GOAL OF THE EXERCISE. Scan the data for "measure" and copy the lines it appears in.

RECORD SET.
— begin —
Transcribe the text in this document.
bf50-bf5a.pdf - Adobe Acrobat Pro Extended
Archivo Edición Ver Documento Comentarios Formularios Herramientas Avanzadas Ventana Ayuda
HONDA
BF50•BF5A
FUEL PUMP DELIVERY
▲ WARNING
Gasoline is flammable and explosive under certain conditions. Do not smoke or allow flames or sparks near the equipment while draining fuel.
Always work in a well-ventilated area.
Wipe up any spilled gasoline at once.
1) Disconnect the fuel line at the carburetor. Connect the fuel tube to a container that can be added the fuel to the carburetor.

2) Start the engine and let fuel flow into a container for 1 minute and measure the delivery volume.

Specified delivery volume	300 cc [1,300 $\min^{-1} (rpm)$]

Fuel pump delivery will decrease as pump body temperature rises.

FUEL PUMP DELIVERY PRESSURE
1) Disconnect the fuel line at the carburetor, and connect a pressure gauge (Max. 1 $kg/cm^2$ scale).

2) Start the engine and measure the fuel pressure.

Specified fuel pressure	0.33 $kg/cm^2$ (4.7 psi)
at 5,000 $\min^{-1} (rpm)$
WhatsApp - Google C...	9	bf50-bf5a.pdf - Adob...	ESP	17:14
— end —
EXPECTED OUTPUT.
2) Start the engine and let fuel flow into a container for 1 minute and measure the delivery volume.
2) Start the engine and measure the fuel pressure.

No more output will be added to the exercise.